[TASK TO COMPLETE] Out of all the lines below, count those with the word "JSON". Give the number only.

[PROVIDED ENTRIES]
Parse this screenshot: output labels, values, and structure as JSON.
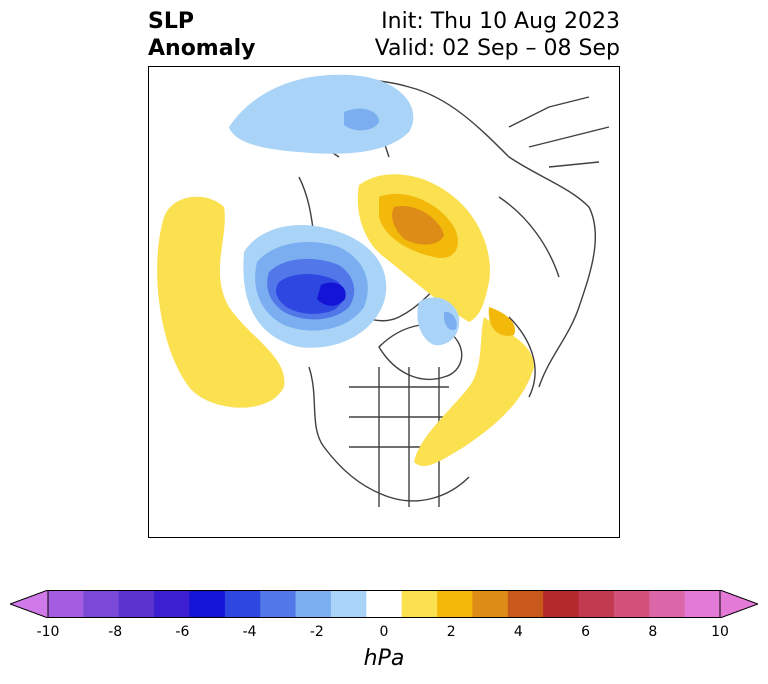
{
  "title": {
    "left_line1": "SLP",
    "left_line2": "Anomaly",
    "right_line1": "Init: Thu 10 Aug 2023",
    "right_line2": "Valid: 02 Sep – 08 Sep"
  },
  "colorbar": {
    "unit_label": "hPa",
    "tick_labels": [
      "-10",
      "-8",
      "-6",
      "-4",
      "-2",
      "0",
      "2",
      "4",
      "6",
      "8",
      "10"
    ],
    "levels": [
      -10,
      -9,
      -8,
      -7,
      -6,
      -5,
      -4,
      -3,
      -2,
      -1,
      1,
      2,
      3,
      4,
      5,
      6,
      7,
      8,
      9,
      10
    ],
    "colors": [
      "#a65ce0",
      "#7a49d8",
      "#5b33cf",
      "#3b1fd1",
      "#1414d6",
      "#2e47e0",
      "#5277e8",
      "#7aaef0",
      "#a9d4f7",
      "#ffffff",
      "#fbe04f",
      "#f2b90a",
      "#de8c18",
      "#c9591b",
      "#b3282a",
      "#c23a4f",
      "#d1517a",
      "#db66a8",
      "#e47ad8"
    ],
    "extend_low_color": "#cf7ae8",
    "extend_high_color": "#e47ad8"
  },
  "colors": {
    "background": "#ffffff",
    "coast": "#404040"
  }
}
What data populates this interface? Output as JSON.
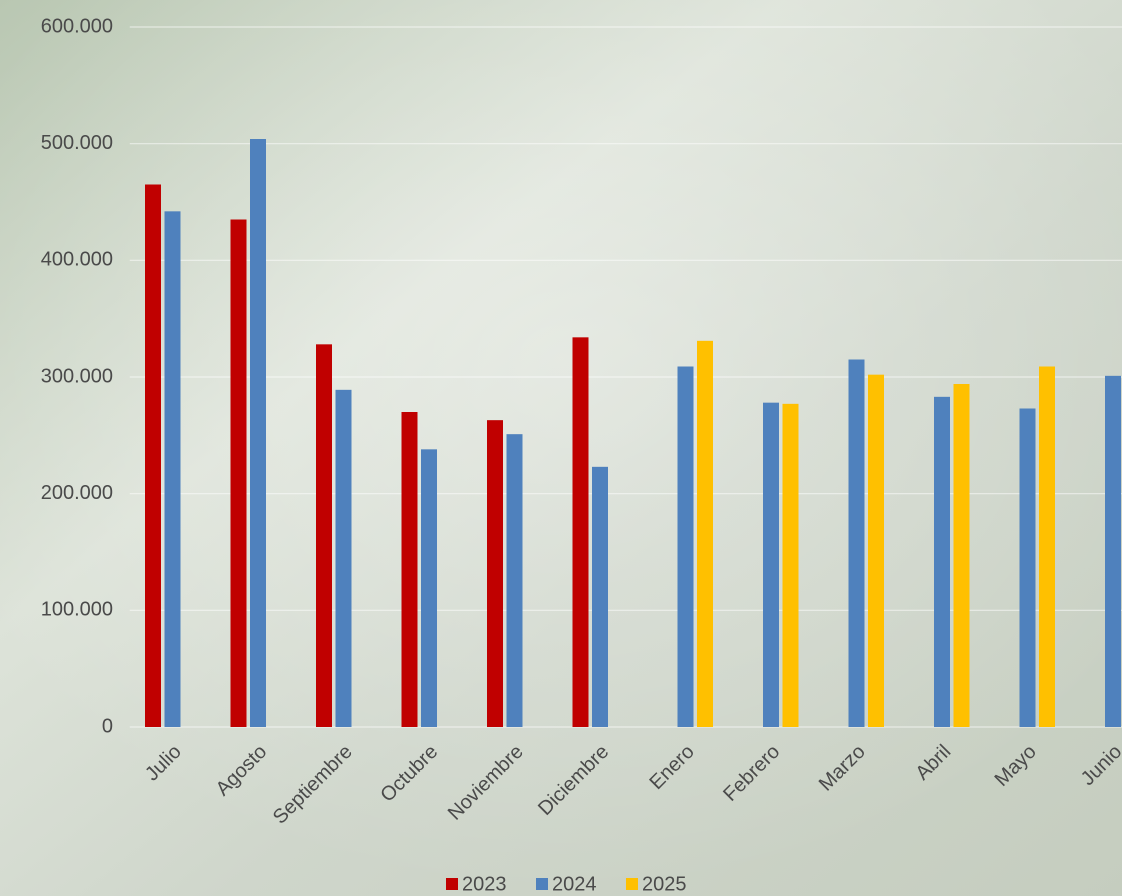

[EXPECTED ANSWER] 2